(Data entries)
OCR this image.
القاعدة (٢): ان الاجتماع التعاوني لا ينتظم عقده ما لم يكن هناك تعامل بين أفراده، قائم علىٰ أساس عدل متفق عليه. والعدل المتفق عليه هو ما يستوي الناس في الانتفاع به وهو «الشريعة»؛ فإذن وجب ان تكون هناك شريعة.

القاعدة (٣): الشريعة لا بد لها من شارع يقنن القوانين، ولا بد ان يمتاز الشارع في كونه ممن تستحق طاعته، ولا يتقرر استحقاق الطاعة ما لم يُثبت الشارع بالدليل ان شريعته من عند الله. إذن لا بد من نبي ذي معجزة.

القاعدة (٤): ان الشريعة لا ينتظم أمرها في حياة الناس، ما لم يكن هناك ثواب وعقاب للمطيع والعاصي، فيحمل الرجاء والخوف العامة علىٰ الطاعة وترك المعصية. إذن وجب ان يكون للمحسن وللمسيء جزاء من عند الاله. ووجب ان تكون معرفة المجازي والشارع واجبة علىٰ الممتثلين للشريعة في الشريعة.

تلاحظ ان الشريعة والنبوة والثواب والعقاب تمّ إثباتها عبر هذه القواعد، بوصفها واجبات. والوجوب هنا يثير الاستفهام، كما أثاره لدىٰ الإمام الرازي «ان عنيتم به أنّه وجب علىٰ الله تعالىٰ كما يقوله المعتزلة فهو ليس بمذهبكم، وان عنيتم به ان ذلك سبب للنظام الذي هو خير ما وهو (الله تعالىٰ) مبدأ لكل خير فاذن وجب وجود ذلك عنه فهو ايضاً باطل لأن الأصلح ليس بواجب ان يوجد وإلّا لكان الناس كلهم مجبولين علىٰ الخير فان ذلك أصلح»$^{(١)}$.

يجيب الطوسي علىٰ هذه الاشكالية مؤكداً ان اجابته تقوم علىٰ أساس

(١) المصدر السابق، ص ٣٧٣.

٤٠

Exercise requirements:
How many lines in the data contain the string "الناس"? Respond with the number only.

Answer to this exercise:
3